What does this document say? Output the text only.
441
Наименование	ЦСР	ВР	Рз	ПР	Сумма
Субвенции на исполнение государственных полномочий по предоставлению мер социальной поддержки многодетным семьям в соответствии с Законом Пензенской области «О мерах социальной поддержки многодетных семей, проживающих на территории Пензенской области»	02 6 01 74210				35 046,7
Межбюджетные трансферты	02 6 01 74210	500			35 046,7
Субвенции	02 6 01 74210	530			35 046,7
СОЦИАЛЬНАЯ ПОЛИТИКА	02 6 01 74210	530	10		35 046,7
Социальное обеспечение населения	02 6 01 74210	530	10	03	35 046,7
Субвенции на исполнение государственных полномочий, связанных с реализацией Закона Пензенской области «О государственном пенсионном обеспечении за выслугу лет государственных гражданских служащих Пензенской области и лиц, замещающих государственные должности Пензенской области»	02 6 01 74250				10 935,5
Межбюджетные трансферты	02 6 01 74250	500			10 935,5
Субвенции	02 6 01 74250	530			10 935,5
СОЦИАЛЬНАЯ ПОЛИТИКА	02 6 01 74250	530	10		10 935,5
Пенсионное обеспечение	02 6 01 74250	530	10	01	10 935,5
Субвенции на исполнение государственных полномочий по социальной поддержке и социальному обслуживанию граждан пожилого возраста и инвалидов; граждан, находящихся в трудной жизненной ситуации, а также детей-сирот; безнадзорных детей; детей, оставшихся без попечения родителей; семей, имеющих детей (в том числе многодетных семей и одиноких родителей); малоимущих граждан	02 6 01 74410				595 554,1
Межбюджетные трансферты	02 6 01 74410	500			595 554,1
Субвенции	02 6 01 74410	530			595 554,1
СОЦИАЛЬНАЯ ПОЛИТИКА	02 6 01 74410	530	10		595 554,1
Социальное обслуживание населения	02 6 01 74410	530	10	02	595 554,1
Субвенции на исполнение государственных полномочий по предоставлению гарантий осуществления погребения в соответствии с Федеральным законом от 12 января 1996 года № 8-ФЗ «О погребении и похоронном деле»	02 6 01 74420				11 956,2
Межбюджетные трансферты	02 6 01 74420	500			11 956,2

......

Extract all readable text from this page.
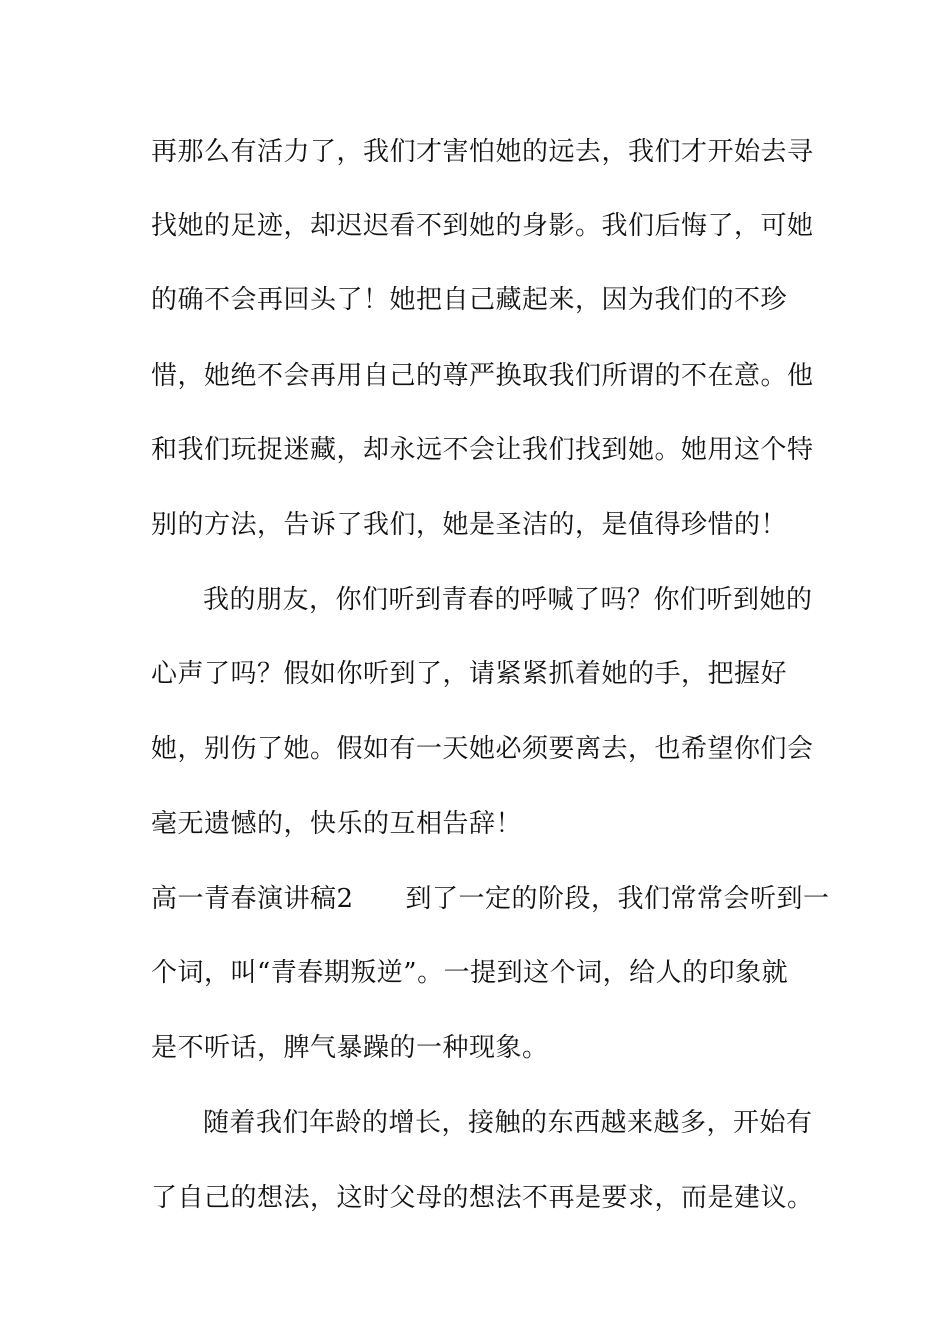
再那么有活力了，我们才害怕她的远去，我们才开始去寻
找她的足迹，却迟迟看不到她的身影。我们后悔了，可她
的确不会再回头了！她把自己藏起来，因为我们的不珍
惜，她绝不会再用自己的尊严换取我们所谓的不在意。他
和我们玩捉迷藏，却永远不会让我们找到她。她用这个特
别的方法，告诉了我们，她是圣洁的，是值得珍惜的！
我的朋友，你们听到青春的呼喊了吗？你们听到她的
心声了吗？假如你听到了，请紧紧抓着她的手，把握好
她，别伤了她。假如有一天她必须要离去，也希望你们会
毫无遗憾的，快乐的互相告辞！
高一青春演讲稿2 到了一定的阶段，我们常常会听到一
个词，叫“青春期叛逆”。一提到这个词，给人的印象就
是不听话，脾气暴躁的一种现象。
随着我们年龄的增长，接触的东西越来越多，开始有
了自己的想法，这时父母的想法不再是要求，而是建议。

......

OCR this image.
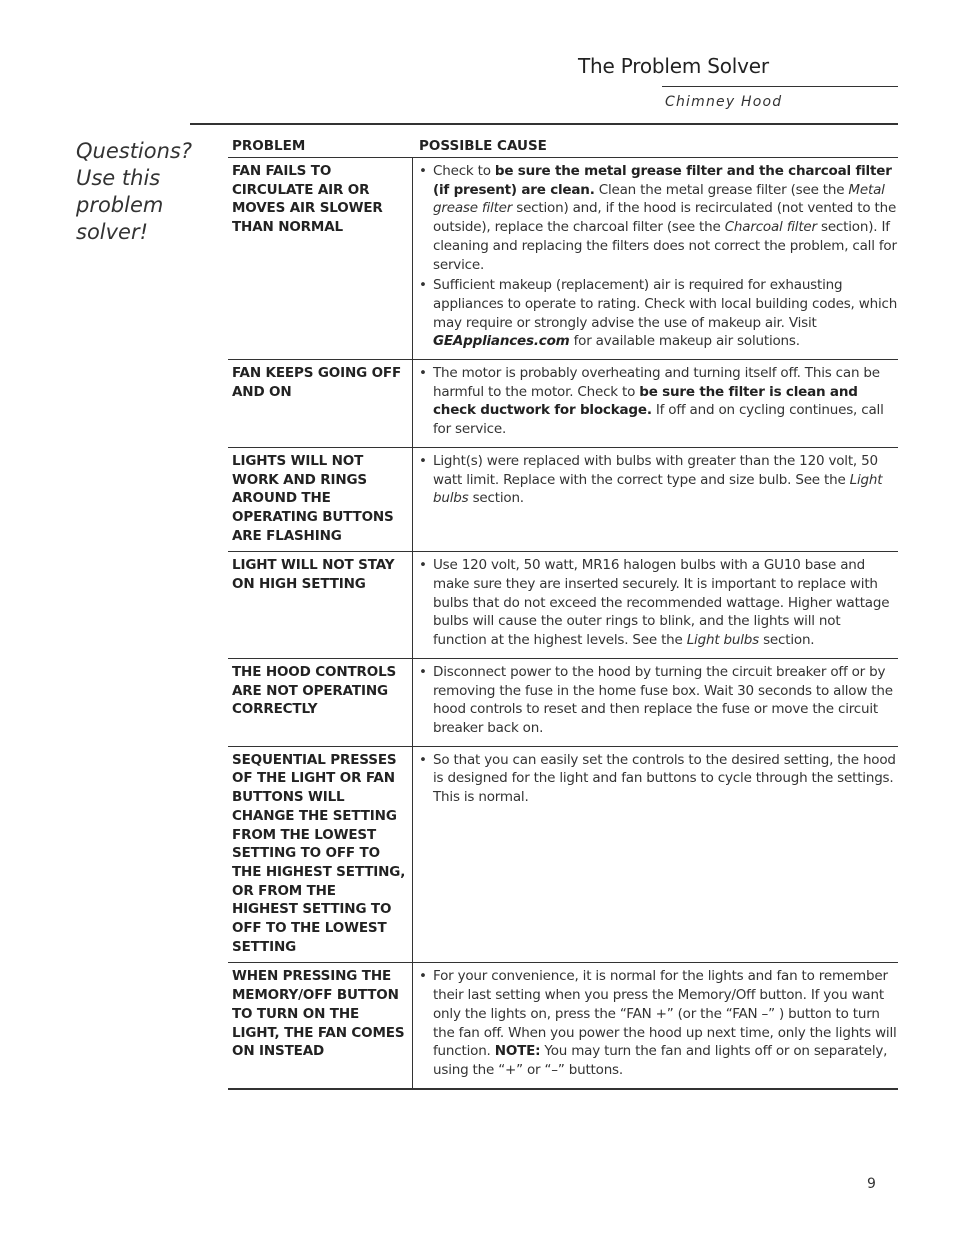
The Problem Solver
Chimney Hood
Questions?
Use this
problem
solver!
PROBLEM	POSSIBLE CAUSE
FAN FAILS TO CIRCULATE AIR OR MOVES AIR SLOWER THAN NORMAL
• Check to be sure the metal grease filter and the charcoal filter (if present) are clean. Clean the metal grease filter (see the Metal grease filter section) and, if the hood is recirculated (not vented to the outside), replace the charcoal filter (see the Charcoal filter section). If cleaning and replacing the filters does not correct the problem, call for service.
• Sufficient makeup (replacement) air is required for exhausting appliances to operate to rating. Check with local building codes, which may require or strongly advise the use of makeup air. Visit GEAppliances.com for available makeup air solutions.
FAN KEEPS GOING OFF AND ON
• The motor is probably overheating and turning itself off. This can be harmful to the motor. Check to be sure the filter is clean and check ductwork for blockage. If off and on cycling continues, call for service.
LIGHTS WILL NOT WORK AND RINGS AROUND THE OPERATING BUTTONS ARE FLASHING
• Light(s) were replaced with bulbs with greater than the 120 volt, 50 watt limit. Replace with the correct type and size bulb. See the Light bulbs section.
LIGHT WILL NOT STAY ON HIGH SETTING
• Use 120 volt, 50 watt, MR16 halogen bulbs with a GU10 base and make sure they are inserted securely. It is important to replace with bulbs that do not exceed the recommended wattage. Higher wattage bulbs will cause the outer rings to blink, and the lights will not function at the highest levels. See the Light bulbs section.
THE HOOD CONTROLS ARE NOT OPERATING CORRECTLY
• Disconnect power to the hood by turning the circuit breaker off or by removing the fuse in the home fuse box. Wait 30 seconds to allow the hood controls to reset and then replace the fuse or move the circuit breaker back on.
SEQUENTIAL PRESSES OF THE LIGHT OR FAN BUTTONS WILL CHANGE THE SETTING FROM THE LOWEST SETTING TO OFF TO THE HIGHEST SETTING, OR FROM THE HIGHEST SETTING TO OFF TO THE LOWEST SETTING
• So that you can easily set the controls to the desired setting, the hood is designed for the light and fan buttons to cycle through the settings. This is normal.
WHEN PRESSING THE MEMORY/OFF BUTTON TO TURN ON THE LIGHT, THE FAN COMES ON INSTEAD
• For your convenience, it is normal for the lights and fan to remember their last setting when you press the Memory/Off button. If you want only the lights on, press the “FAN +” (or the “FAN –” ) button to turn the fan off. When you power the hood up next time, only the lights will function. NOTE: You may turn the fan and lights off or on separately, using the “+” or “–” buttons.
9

......

Task objective: Look through the listing and extract every line with "СОЦИАЛЬНАЯ" in it.

Correct result:
СОЦИАЛЬНАЯ ПОЛИТИКА	02 6 01 74210	530	10		35 046,7
СОЦИАЛЬНАЯ ПОЛИТИКА	02 6 01 74250	530	10		10 935,5
СОЦИАЛЬНАЯ ПОЛИТИКА	02 6 01 74410	530	10		595 554,1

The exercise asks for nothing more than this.